= DIRECTIONS FOR THIS TASK =
Copy the data precisely, keeping every character.
--- begin DATA PROVIDED ---
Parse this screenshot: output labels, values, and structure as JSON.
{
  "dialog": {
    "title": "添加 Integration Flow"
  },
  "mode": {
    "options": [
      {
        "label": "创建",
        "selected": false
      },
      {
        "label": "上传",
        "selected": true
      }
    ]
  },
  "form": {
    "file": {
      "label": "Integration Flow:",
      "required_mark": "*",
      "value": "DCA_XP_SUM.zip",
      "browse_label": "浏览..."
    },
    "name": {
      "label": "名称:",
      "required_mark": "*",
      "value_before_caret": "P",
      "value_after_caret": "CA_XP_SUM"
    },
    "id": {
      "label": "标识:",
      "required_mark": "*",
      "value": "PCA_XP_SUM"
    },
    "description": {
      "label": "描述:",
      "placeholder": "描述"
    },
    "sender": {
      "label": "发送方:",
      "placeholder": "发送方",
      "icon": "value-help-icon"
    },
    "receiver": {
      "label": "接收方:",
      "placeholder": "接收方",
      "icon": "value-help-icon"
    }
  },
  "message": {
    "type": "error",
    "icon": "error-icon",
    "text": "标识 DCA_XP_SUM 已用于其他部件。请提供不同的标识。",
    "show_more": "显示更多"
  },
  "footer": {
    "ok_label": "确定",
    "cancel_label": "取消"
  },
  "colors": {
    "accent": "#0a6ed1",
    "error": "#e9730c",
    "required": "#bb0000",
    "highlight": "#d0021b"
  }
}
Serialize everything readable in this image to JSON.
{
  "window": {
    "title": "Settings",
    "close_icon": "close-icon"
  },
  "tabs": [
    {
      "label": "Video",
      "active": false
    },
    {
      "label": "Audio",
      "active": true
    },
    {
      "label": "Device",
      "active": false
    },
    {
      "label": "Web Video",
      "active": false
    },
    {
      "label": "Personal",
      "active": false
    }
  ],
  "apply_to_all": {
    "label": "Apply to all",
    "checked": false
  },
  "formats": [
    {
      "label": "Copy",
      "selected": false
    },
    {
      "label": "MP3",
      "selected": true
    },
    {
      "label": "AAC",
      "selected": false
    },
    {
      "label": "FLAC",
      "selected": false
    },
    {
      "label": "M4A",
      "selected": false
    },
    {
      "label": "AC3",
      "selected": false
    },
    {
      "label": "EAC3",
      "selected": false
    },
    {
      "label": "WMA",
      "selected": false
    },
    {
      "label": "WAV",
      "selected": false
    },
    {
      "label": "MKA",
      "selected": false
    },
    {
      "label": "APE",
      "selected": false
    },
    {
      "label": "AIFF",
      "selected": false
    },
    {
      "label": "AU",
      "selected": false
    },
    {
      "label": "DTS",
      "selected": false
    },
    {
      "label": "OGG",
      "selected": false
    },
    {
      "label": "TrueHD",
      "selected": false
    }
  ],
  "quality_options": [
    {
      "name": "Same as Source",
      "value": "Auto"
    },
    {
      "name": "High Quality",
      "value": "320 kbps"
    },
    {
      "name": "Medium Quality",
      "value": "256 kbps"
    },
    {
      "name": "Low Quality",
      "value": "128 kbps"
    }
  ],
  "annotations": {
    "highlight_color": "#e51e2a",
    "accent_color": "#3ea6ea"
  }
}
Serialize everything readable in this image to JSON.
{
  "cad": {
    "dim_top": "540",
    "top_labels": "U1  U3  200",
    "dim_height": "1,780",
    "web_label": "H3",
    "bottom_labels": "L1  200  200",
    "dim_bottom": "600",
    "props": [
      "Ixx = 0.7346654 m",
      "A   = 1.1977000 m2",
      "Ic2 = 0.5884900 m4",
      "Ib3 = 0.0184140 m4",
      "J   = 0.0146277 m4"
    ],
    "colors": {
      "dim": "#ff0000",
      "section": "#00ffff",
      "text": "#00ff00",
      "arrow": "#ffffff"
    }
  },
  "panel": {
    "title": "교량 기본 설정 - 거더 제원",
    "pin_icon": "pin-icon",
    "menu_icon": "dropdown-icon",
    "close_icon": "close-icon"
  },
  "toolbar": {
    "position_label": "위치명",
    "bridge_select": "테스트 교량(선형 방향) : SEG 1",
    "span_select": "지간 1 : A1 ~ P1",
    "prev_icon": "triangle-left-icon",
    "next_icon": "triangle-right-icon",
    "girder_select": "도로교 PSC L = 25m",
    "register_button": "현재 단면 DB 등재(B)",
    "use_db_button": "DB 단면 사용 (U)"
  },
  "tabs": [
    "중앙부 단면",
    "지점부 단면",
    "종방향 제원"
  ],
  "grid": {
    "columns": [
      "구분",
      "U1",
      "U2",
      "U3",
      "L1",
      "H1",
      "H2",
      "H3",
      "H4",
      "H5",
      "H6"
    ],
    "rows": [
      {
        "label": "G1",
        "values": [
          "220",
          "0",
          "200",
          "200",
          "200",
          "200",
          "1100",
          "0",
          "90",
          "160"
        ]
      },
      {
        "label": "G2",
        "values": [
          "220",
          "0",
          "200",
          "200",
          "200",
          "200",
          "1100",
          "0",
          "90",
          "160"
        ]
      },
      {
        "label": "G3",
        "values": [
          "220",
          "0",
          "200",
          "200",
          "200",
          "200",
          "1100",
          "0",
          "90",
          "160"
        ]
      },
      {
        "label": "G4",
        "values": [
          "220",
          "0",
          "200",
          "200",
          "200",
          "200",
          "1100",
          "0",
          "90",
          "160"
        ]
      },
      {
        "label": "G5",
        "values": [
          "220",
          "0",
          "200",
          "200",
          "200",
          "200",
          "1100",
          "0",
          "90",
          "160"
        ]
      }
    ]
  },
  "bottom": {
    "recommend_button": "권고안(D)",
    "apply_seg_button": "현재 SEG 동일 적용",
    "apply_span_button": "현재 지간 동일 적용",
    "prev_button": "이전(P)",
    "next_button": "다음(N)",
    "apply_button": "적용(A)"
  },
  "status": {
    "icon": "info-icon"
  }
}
--- end DATA PROVIDED ---
= RESULT OF THE TASK =
Parse this screenshot: output labels, values, and structure as JSON.
{
  "dialog": {
    "title": "添加 Integration Flow"
  },
  "mode": {
    "options": [
      {
        "label": "创建",
        "selected": false
      },
      {
        "label": "上传",
        "selected": true
      }
    ]
  },
  "form": {
    "file": {
      "label": "Integration Flow:",
      "required_mark": "*",
      "value": "DCA_XP_SUM.zip",
      "browse_label": "浏览..."
    },
    "name": {
      "label": "名称:",
      "required_mark": "*",
      "value_before_caret": "P",
      "value_after_caret": "CA_XP_SUM"
    },
    "id": {
      "label": "标识:",
      "required_mark": "*",
      "value": "PCA_XP_SUM"
    },
    "description": {
      "label": "描述:",
      "placeholder": "描述"
    },
    "sender": {
      "label": "发送方:",
      "placeholder": "发送方",
      "icon": "value-help-icon"
    },
    "receiver": {
      "label": "接收方:",
      "placeholder": "接收方",
      "icon": "value-help-icon"
    }
  },
  "message": {
    "type": "error",
    "icon": "error-icon",
    "text": "标识 DCA_XP_SUM 已用于其他部件。请提供不同的标识。",
    "show_more": "显示更多"
  },
  "footer": {
    "ok_label": "确定",
    "cancel_label": "取消"
  },
  "colors": {
    "accent": "#0a6ed1",
    "error": "#e9730c",
    "required": "#bb0000",
    "highlight": "#d0021b"
  }
}
Serialize everything readable in this image to JSON.
{
  "window": {
    "title": "Settings",
    "close_icon": "close-icon"
  },
  "tabs": [
    {
      "label": "Video",
      "active": false
    },
    {
      "label": "Audio",
      "active": true
    },
    {
      "label": "Device",
      "active": false
    },
    {
      "label": "Web Video",
      "active": false
    },
    {
      "label": "Personal",
      "active": false
    }
  ],
  "apply_to_all": {
    "label": "Apply to all",
    "checked": false
  },
  "formats": [
    {
      "label": "Copy",
      "selected": false
    },
    {
      "label": "MP3",
      "selected": true
    },
    {
      "label": "AAC",
      "selected": false
    },
    {
      "label": "FLAC",
      "selected": false
    },
    {
      "label": "M4A",
      "selected": false
    },
    {
      "label": "AC3",
      "selected": false
    },
    {
      "label": "EAC3",
      "selected": false
    },
    {
      "label": "WMA",
      "selected": false
    },
    {
      "label": "WAV",
      "selected": false
    },
    {
      "label": "MKA",
      "selected": false
    },
    {
      "label": "APE",
      "selected": false
    },
    {
      "label": "AIFF",
      "selected": false
    },
    {
      "label": "AU",
      "selected": false
    },
    {
      "label": "DTS",
      "selected": false
    },
    {
      "label": "OGG",
      "selected": false
    },
    {
      "label": "TrueHD",
      "selected": false
    }
  ],
  "quality_options": [
    {
      "name": "Same as Source",
      "value": "Auto"
    },
    {
      "name": "High Quality",
      "value": "320 kbps"
    },
    {
      "name": "Medium Quality",
      "value": "256 kbps"
    },
    {
      "name": "Low Quality",
      "value": "128 kbps"
    }
  ],
  "annotations": {
    "highlight_color": "#e51e2a",
    "accent_color": "#3ea6ea"
  }
}
Serialize everything readable in this image to JSON.
{
  "cad": {
    "dim_top": "540",
    "top_labels": "U1  U3  200",
    "dim_height": "1,780",
    "web_label": "H3",
    "bottom_labels": "L1  200  200",
    "dim_bottom": "600",
    "props": [
      "Ixx = 0.7346654 m",
      "A   = 1.1977000 m2",
      "Ic2 = 0.5884900 m4",
      "Ib3 = 0.0184140 m4",
      "J   = 0.0146277 m4"
    ],
    "colors": {
      "dim": "#ff0000",
      "section": "#00ffff",
      "text": "#00ff00",
      "arrow": "#ffffff"
    }
  },
  "panel": {
    "title": "교량 기본 설정 - 거더 제원",
    "pin_icon": "pin-icon",
    "menu_icon": "dropdown-icon",
    "close_icon": "close-icon"
  },
  "toolbar": {
    "position_label": "위치명",
    "bridge_select": "테스트 교량(선형 방향) : SEG 1",
    "span_select": "지간 1 : A1 ~ P1",
    "prev_icon": "triangle-left-icon",
    "next_icon": "triangle-right-icon",
    "girder_select": "도로교 PSC L = 25m",
    "register_button": "현재 단면 DB 등재(B)",
    "use_db_button": "DB 단면 사용 (U)"
  },
  "tabs": [
    "중앙부 단면",
    "지점부 단면",
    "종방향 제원"
  ],
  "grid": {
    "columns": [
      "구분",
      "U1",
      "U2",
      "U3",
      "L1",
      "H1",
      "H2",
      "H3",
      "H4",
      "H5",
      "H6"
    ],
    "rows": [
      {
        "label": "G1",
        "values": [
          "220",
          "0",
          "200",
          "200",
          "200",
          "200",
          "1100",
          "0",
          "90",
          "160"
        ]
      },
      {
        "label": "G2",
        "values": [
          "220",
          "0",
          "200",
          "200",
          "200",
          "200",
          "1100",
          "0",
          "90",
          "160"
        ]
      },
      {
        "label": "G3",
        "values": [
          "220",
          "0",
          "200",
          "200",
          "200",
          "200",
          "1100",
          "0",
          "90",
          "160"
        ]
      },
      {
        "label": "G4",
        "values": [
          "220",
          "0",
          "200",
          "200",
          "200",
          "200",
          "1100",
          "0",
          "90",
          "160"
        ]
      },
      {
        "label": "G5",
        "values": [
          "220",
          "0",
          "200",
          "200",
          "200",
          "200",
          "1100",
          "0",
          "90",
          "160"
        ]
      }
    ]
  },
  "bottom": {
    "recommend_button": "권고안(D)",
    "apply_seg_button": "현재 SEG 동일 적용",
    "apply_span_button": "현재 지간 동일 적용",
    "prev_button": "이전(P)",
    "next_button": "다음(N)",
    "apply_button": "적용(A)"
  },
  "status": {
    "icon": "info-icon"
  }
}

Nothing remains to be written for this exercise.